### CONSIGNES DE L'EXERCICE
Relevez toutes les personnes désignées par leur nom dans l'extrait sur le procès en appel du Mediator.

───── EXTRAIT DE LA PAGE ─────

Michel Deraed fait partie des 7 500 parties civiles du procès en appel du Mediator qui démarre ce lundi 9 janvier. Le Linsellois de 78 ans, président de l’ADVM Calais, association de défense des victimes du médicament attend "enfin" la vérité.
Il aurait aimé se rendre au procès à Paris mais n’en a pas la force. Michel Deraed va suivre les audiences à distance, par le biais de son avocat. "Il m’a promis un compte-rendu, je vais guetter mes mails".
Impossible en effet pour le retraité de se déplacer : "prendre le train, dormir à Paris, je ne suis pas d’aplomb". L’homme souffre de diabète et d’insuffisance rénale, "tout ça à cause du Mediator, dit-il, un poison qui a affaibli mon corps, c’est comme ça que je le ressens encore".
A la fin des années 90, l'homme souffre de diabète, son médecin traitant lui prescrit alors du Mediator, un médicament "miracle" lui dit-on à l’époque. Mais rapidement, l’état de santé de l’ancien chef de service de la Police municipale de Tourcoing se dégrade. En 2009, il subit une lourde opération du cœur. "Après ça, on voulait me redonner du Mediator, mais là, c’est moi qui ai dit non, j’avais entendu parler de l’affaire à la télé", se défend Michel Deraed.
C’est en effet cette année-là que le scandale éclate. Le médicament du laboratoire Servier est retiré du marché. La pneumologue lanceuse d’alerte Irène Frachon vient de prouver sa dangerosité, notamment des risques cardiaques avérés.
En 33 ans, le Mediator a été prescrit à 5 millions de personnes et aurait causé, selon l'Inspection générale des affaires sociales (Igas), 500 à 2 000 décès.
"On a tous été trompés. Aujourd’hui, j’en veux à Servier et ses collaborateurs, ils le savaient. Ils ne devraient plus exister".
Michel Deraed
Après le premier procès en 2021, le laboratoire est condamné à 2,7 millions d’euros d’amende pour "tromperie aggravée" et "homicides et blessures involontaires". Mais le groupe est relaxé du délit d’escroquerie.
Ce que n’accepte pas Michel Deraed, "j’y pense encore tous les jours, ces gens-là devraient aller en prison. Ils ont trompé, ils ont tué, ce sont des criminels. Je vais loin mais c’est ce que j’ai sur le cœur".
Par la voix de son association de victimes, il dénonce la criminalité organisée du système Servier. Le groupe, lui, affirme ne pas avoir connaissance de la toxicité du produit. La culpabilité du laboratoire devrait être confirmée lors de ce procès en appel affirme l'avocat du retraité, Me Jean-François Changeur. Sur les 60 victimes qu'il défend, 55 viennent des Hauts-de-France. "On est sur le volet de la tromperie aggravée, les preuves sont là, on espère la confirmation de la condamnation et des sommes obtenues en 2021".
Les plaignants ont reçu entre 20 000 et 60 000 euros d'indemnités. "Oui, on a eu de l’argent, confirme Michel Deraed, mais vous savez l’argent, ça n’arrange pas la maladie. Moi, j’aurais préféré avoir un médicament qui me soigne".
Le procès en appel de l'affaire du Mediator débute ce lundi 9 janvier à Paris et doit durer jusqu'au 28 juin.

───── INFORMATIONS ─────

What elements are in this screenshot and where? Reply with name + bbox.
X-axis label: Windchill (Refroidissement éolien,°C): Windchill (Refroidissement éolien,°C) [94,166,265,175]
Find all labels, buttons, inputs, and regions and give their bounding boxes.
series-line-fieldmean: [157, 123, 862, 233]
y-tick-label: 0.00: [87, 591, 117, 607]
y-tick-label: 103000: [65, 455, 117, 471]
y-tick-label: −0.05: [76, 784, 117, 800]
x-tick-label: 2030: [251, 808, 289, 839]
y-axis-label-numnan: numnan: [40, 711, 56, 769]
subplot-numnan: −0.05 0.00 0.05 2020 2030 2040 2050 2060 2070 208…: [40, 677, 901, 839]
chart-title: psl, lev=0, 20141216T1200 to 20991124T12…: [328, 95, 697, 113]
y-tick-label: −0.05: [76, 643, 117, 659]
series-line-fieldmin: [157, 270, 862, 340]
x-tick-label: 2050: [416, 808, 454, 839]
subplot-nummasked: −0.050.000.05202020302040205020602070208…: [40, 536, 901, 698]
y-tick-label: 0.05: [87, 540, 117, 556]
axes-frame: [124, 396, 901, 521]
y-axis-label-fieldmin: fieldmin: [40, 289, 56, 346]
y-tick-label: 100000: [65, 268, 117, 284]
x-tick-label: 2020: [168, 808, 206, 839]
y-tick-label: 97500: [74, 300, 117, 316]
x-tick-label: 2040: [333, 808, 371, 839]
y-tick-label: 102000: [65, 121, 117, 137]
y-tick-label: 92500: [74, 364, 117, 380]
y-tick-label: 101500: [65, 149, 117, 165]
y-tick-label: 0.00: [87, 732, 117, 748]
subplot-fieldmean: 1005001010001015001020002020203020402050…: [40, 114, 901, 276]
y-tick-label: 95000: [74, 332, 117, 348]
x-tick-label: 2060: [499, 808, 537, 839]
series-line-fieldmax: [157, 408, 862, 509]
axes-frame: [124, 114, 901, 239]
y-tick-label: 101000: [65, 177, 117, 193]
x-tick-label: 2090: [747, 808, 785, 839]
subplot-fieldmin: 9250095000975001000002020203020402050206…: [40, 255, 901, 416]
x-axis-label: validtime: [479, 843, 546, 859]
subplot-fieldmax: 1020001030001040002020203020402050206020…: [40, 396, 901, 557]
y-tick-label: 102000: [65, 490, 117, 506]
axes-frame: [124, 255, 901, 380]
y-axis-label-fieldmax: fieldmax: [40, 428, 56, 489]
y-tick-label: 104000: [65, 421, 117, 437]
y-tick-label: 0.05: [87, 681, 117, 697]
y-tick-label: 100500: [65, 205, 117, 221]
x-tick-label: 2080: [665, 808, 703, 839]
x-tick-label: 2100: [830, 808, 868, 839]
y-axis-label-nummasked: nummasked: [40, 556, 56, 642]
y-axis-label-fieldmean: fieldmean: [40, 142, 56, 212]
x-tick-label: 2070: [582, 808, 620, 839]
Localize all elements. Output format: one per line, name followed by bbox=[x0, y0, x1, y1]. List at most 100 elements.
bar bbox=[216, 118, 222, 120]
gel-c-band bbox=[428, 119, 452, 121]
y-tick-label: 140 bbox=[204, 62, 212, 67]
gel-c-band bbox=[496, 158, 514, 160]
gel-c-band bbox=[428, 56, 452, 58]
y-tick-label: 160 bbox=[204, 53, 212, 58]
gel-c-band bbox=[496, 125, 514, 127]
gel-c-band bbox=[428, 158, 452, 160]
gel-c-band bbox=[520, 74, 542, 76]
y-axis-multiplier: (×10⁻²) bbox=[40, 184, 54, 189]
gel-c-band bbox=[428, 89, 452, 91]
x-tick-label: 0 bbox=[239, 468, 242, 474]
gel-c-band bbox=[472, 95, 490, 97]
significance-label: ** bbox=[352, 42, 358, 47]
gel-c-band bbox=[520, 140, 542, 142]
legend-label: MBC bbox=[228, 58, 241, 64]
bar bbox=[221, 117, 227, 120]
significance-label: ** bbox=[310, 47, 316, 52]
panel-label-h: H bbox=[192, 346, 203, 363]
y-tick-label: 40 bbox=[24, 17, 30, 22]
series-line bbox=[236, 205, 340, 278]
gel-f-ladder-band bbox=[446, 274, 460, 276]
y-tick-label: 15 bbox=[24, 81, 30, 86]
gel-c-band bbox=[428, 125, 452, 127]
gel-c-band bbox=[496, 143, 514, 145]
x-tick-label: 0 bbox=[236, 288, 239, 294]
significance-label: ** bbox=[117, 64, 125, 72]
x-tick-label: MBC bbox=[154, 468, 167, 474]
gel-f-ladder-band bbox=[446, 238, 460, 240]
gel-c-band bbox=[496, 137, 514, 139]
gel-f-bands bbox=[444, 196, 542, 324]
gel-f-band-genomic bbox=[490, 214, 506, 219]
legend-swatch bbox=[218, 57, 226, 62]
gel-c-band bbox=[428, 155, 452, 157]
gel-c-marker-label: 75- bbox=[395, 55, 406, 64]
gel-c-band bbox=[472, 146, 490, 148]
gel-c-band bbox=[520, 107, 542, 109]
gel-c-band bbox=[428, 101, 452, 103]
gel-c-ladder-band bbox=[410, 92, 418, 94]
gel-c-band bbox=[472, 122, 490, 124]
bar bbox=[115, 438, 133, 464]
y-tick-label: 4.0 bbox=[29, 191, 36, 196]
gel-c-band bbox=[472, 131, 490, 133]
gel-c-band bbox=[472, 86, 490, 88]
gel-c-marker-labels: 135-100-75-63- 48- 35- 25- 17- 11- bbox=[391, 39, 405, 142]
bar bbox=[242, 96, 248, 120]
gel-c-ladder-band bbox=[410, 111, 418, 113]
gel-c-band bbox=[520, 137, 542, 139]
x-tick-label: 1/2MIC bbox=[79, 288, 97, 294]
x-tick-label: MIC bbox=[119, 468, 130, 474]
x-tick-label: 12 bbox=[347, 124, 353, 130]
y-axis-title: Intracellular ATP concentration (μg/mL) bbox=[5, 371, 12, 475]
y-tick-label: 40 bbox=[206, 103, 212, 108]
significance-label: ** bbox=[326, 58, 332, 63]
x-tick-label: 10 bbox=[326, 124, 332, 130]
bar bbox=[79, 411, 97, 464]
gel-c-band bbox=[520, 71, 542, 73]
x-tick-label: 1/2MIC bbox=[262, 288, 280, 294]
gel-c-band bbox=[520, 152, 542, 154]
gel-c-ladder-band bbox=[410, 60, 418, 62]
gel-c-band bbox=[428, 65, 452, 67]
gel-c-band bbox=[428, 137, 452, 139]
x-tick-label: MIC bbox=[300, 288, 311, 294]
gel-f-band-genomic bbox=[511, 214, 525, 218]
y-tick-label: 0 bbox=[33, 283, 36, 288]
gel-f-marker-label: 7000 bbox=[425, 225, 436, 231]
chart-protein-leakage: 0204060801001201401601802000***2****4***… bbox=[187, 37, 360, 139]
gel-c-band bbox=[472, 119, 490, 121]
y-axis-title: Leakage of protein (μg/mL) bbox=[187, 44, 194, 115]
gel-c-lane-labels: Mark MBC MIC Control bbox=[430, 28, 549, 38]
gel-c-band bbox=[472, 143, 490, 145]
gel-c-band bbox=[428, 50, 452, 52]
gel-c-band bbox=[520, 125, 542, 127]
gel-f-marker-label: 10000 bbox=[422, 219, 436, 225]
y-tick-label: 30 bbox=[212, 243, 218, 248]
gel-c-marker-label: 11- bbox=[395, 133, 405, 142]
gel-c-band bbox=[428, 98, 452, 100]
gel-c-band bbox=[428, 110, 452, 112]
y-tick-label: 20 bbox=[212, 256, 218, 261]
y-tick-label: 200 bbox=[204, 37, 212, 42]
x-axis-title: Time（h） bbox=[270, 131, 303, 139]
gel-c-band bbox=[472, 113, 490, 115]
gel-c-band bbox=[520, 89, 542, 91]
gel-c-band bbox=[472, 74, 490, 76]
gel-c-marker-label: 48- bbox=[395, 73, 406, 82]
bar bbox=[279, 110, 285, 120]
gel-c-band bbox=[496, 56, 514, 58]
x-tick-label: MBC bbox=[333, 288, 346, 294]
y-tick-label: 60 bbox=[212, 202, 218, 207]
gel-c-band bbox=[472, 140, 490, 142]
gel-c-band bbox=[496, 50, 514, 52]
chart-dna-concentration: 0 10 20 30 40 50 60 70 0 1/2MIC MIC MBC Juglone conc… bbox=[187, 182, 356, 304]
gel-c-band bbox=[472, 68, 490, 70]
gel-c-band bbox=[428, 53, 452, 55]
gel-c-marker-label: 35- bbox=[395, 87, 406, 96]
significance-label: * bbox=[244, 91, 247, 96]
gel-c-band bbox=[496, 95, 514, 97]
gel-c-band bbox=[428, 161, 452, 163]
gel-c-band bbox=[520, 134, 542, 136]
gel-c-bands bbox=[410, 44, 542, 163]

─────

### RÉSULTAT DE L'EXERCICE
- Michel Deraed
- Irène Frachon
- Jean-François Changeur